» Task to carry out: Write out all the lines again, precisely as they stand, but without the images.

» Working data:

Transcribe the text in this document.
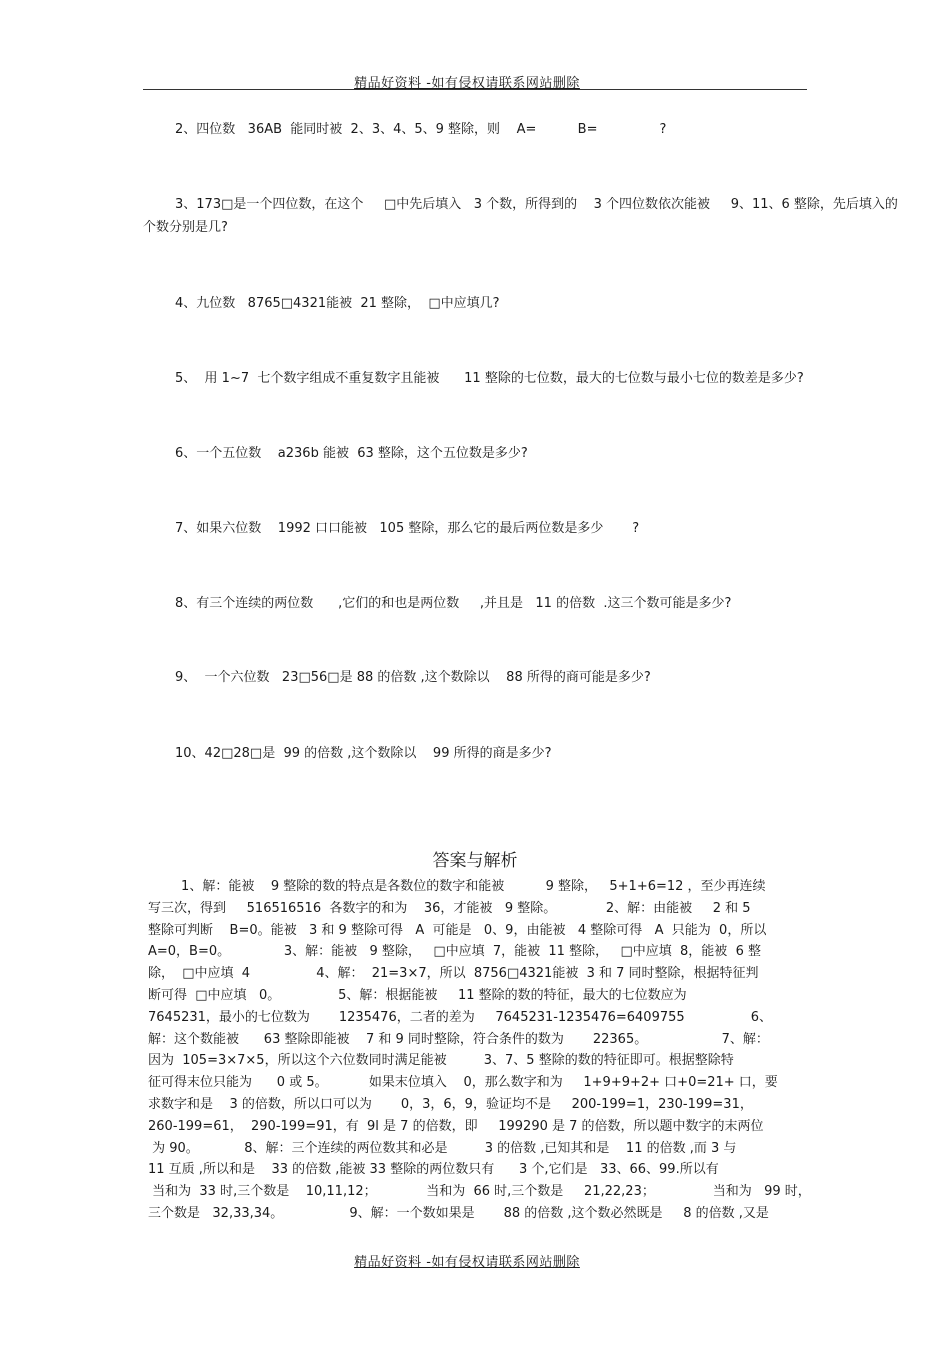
精品好资料 -如有侵权请联系网站删除
2、四位数   36AB  能同时被  2、3、4、5、9 整除，则    A=          B=               ?
3、173□是一个四位数，在这个     □中先后填入   3 个数，所得到的    3 个四位数依次能被     9、11、6 整除，先后填入的
个数分别是几?
4、九位数   8765□4321能被  21 整除，  □中应填几?
5、  用 1~7  七个数字组成不重复数字且能被      11 整除的七位数，最大的七位数与最小七位的数差是多少?
6、一个五位数    a236b 能被  63 整除，这个五位数是多少?
7、如果六位数    1992 口口能被   105 整除，那么它的最后两位数是多少       ?
8、有三个连续的两位数      ,它们的和也是两位数     ,并且是   11 的倍数  .这三个数可能是多少?
9、  一个六位数   23□56□是 88 的倍数 ,这个数除以    88 所得的商可能是多少?
10、42□28□是  99 的倍数 ,这个数除以    99 所得的商是多少?
答案与解析
1、解：能被    9 整除的数的特点是各数位的数字和能被          9 整除，   5+1+6=12 ，至少再连续
写三次，得到     516516516  各数字的和为    36，才能被   9 整除。            2、解：由能被     2 和 5
整除可判断    B=0。能被   3 和 9 整除可得   A  可能是   0、9，由能被   4 整除可得   A  只能为  0，所以
A=0，B=0。             3、解：能被   9 整除，   □中应填  7，能被  11 整除，   □中应填  8，能被  6 整
除，  □中应填  4                4、解：  21=3×7，所以  8756□4321能被  3 和 7 同时整除，根据特征判
断可得  □中应填   0。              5、解：根据能被     11 整除的数的特征，最大的七位数应为
7645231，最小的七位数为       1235476，二者的差为     7645231-1235476=6409755                6、
解：这个数能被      63 整除即能被    7 和 9 同时整除，符合条件的数为       22365。                  7、解：
因为  105=3×7×5，所以这个六位数同时满足能被         3、7、5 整除的数的特征即可。根据整除特
征可得末位只能为      0 或 5。          如果末位填入    0，那么数字和为     1+9+9+2+ 口+0=21+ 口，要
求数字和是    3 的倍数，所以口可以为       0，3，6，9，验证均不是     200-199=1，230-199=31，
260-199=61，  290-199=91，有  9l 是 7 的倍数，即     199290 是 7 的倍数，所以题中数字的末两位
为 90。           8、解：三个连续的两位数其和必是         3 的倍数 ,已知其和是    11 的倍数 ,而 3 与
11 互质 ,所以和是    33 的倍数 ,能被 33 整除的两位数只有      3 个,它们是   33、66、99.所以有
当和为  33 时,三个数是    10,11,12；            当和为  66 时,三个数是     21,22,23；              当和为   99 时，
三个数是   32,33,34。                9、解：一个数如果是       88 的倍数 ,这个数必然既是     8 的倍数 ,又是
精品好资料 -如有侵权请联系网站删除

» The response:
Transcribe the text in this document.
精品好资料 -如有侵权请联系网站删除
2、四位数   36AB  能同时被  2、3、4、5、9 整除，则    A=          B=               ?
3、173□是一个四位数，在这个     □中先后填入   3 个数，所得到的    3 个四位数依次能被     9、11、6 整除，先后填入的
个数分别是几?
4、九位数   8765□4321能被  21 整除，  □中应填几?
5、  用 1~7  七个数字组成不重复数字且能被      11 整除的七位数，最大的七位数与最小七位的数差是多少?
6、一个五位数    a236b 能被  63 整除，这个五位数是多少?
7、如果六位数    1992 口口能被   105 整除，那么它的最后两位数是多少       ?
8、有三个连续的两位数      ,它们的和也是两位数     ,并且是   11 的倍数  .这三个数可能是多少?
9、  一个六位数   23□56□是 88 的倍数 ,这个数除以    88 所得的商可能是多少?
10、42□28□是  99 的倍数 ,这个数除以    99 所得的商是多少?
答案与解析
1、解：能被    9 整除的数的特点是各数位的数字和能被          9 整除，   5+1+6=12 ，至少再连续
写三次，得到     516516516  各数字的和为    36，才能被   9 整除。            2、解：由能被     2 和 5
整除可判断    B=0。能被   3 和 9 整除可得   A  可能是   0、9，由能被   4 整除可得   A  只能为  0，所以
A=0，B=0。             3、解：能被   9 整除，   □中应填  7，能被  11 整除，   □中应填  8，能被  6 整
除，  □中应填  4                4、解：  21=3×7，所以  8756□4321能被  3 和 7 同时整除，根据特征判
断可得  □中应填   0。              5、解：根据能被     11 整除的数的特征，最大的七位数应为
7645231，最小的七位数为       1235476，二者的差为     7645231-1235476=6409755                6、
解：这个数能被      63 整除即能被    7 和 9 同时整除，符合条件的数为       22365。                  7、解：
因为  105=3×7×5，所以这个六位数同时满足能被         3、7、5 整除的数的特征即可。根据整除特
征可得末位只能为      0 或 5。          如果末位填入    0，那么数字和为     1+9+9+2+ 口+0=21+ 口，要
求数字和是    3 的倍数，所以口可以为       0，3，6，9，验证均不是     200-199=1，230-199=31，
260-199=61，  290-199=91，有  9l 是 7 的倍数，即     199290 是 7 的倍数，所以题中数字的末两位
为 90。           8、解：三个连续的两位数其和必是         3 的倍数 ,已知其和是    11 的倍数 ,而 3 与
11 互质 ,所以和是    33 的倍数 ,能被 33 整除的两位数只有      3 个,它们是   33、66、99.所以有
当和为  33 时,三个数是    10,11,12；            当和为  66 时,三个数是     21,22,23；              当和为   99 时，
三个数是   32,33,34。                9、解：一个数如果是       88 的倍数 ,这个数必然既是     8 的倍数 ,又是
精品好资料 -如有侵权请联系网站删除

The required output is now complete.